TASK STATEMENT
Identify the lines in the data below that contain "Land" and give only how many there are.

Data records:

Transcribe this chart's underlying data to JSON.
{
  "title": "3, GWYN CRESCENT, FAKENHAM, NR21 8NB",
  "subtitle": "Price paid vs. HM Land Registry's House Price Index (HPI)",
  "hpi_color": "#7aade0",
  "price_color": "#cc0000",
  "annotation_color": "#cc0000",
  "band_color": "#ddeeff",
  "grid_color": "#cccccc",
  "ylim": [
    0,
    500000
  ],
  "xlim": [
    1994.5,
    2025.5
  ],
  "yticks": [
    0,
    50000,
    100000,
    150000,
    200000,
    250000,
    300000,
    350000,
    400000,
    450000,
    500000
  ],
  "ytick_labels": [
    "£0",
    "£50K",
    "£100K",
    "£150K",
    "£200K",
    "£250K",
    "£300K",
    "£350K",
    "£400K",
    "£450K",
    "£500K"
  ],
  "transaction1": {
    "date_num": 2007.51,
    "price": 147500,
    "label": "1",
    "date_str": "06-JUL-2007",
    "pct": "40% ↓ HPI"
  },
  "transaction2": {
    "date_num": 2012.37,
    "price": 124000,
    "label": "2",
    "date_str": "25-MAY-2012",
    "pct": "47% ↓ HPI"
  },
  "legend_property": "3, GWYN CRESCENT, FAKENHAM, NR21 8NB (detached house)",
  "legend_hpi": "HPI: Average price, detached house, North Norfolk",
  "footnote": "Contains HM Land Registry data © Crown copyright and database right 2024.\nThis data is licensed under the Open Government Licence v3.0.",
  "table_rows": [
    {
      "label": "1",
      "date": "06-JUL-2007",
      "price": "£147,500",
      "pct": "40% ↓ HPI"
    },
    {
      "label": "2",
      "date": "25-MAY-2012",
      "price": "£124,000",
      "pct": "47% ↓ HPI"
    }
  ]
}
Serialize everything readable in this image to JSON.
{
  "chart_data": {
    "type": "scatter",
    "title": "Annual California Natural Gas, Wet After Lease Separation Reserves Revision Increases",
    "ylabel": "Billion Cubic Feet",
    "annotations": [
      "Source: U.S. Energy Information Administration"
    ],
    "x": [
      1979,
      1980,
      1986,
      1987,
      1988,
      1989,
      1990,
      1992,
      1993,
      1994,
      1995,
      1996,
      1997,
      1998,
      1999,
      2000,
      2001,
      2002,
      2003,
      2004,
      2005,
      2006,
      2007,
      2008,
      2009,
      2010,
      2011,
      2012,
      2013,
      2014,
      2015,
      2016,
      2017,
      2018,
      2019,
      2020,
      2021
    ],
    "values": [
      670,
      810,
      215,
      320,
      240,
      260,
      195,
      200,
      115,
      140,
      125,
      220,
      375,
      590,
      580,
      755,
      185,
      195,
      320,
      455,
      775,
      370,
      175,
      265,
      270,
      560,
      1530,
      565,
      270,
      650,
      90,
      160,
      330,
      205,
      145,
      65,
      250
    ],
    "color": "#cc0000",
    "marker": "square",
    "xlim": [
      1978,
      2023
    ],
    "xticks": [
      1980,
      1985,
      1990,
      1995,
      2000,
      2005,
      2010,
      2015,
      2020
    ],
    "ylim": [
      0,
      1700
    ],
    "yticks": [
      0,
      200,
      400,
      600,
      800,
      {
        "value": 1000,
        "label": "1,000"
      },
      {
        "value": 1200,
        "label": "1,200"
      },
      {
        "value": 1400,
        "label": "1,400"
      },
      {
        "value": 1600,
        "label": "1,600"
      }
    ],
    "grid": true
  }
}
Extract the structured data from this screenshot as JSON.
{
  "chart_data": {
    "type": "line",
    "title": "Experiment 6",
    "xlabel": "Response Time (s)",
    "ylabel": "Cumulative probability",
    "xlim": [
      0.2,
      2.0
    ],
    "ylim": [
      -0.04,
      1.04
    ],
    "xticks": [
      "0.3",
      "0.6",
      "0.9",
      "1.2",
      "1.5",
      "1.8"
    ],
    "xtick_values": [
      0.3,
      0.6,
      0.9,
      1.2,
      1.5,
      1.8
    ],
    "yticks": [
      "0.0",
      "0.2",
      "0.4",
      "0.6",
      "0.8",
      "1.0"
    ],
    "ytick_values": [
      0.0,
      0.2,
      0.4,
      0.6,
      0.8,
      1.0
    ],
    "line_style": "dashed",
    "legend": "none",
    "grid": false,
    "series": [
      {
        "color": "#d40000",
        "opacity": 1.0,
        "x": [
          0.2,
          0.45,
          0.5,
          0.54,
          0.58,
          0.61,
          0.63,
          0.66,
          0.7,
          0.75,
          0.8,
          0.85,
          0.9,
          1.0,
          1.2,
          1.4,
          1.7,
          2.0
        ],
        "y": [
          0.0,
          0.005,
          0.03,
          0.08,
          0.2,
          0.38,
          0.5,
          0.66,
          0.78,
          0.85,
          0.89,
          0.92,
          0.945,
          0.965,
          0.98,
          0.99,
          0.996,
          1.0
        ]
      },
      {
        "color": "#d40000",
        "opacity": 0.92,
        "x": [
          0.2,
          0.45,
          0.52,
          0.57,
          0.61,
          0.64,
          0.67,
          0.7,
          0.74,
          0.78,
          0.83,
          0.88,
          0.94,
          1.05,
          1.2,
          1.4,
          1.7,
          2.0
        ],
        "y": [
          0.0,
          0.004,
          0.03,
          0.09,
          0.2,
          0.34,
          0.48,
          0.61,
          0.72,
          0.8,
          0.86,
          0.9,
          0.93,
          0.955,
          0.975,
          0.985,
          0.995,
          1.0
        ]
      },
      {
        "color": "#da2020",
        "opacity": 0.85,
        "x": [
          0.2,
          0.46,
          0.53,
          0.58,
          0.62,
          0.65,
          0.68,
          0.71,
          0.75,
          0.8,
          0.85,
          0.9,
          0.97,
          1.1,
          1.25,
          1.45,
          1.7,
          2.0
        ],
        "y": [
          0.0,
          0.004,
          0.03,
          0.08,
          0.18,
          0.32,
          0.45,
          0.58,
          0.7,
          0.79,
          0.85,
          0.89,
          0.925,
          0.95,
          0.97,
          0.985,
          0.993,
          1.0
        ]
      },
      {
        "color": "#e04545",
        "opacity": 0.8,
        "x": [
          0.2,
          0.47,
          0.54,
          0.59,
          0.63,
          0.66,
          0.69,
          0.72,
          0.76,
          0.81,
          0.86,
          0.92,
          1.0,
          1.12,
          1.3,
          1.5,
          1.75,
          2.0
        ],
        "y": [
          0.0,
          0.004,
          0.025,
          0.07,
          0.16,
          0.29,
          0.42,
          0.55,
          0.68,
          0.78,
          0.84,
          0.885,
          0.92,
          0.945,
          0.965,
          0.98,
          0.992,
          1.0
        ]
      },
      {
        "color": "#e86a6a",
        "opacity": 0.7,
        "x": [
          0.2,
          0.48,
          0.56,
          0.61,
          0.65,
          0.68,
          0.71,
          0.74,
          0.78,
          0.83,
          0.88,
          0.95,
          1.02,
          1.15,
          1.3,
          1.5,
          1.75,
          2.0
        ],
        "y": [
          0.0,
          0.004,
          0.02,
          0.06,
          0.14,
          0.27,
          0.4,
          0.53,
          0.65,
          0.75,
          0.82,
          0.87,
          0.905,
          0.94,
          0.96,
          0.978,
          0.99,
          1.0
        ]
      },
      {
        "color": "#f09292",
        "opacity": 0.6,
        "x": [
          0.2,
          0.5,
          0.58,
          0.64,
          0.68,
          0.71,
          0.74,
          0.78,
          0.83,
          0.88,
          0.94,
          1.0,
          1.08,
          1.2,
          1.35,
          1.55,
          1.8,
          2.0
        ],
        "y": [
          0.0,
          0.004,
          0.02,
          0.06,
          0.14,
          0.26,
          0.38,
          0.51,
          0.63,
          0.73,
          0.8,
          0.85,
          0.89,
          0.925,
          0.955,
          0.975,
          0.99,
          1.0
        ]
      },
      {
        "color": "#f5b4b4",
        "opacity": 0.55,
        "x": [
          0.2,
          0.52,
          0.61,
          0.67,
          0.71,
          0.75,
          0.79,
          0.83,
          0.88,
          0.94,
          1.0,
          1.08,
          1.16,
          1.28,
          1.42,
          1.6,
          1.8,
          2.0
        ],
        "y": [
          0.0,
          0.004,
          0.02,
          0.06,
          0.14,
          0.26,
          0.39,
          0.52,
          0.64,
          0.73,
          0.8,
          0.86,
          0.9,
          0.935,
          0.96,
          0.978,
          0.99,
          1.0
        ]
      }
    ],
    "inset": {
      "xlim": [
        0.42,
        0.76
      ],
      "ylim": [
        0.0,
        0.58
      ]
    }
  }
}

TASK OUTPUT
2